◆ **PROBLEM TO SOLVE**: Make an exact copy of all the data.

◆ **Records about charts and figures**:
##############################
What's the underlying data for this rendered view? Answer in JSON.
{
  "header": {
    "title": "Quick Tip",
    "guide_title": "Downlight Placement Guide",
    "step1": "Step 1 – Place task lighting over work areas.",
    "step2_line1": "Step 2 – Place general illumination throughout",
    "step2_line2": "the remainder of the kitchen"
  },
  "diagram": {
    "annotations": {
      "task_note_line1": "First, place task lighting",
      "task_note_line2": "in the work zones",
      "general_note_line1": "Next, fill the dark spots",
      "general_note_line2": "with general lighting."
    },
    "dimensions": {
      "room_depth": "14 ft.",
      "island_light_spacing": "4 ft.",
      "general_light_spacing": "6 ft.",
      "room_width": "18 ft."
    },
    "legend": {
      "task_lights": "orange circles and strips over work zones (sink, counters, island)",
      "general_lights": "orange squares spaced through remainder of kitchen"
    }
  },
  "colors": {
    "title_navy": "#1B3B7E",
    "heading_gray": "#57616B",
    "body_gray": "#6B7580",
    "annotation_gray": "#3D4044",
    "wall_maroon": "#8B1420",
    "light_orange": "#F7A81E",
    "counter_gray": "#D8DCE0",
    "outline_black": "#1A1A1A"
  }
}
##############################
◆ **SOLUTION TO THIS PROBLEM**:
What's the underlying data for this rendered view? Answer in JSON.
{
  "header": {
    "title": "Quick Tip",
    "guide_title": "Downlight Placement Guide",
    "step1": "Step 1 – Place task lighting over work areas.",
    "step2_line1": "Step 2 – Place general illumination throughout",
    "step2_line2": "the remainder of the kitchen"
  },
  "diagram": {
    "annotations": {
      "task_note_line1": "First, place task lighting",
      "task_note_line2": "in the work zones",
      "general_note_line1": "Next, fill the dark spots",
      "general_note_line2": "with general lighting."
    },
    "dimensions": {
      "room_depth": "14 ft.",
      "island_light_spacing": "4 ft.",
      "general_light_spacing": "6 ft.",
      "room_width": "18 ft."
    },
    "legend": {
      "task_lights": "orange circles and strips over work zones (sink, counters, island)",
      "general_lights": "orange squares spaced through remainder of kitchen"
    }
  },
  "colors": {
    "title_navy": "#1B3B7E",
    "heading_gray": "#57616B",
    "body_gray": "#6B7580",
    "annotation_gray": "#3D4044",
    "wall_maroon": "#8B1420",
    "light_orange": "#F7A81E",
    "counter_gray": "#D8DCE0",
    "outline_black": "#1A1A1A"
  }
}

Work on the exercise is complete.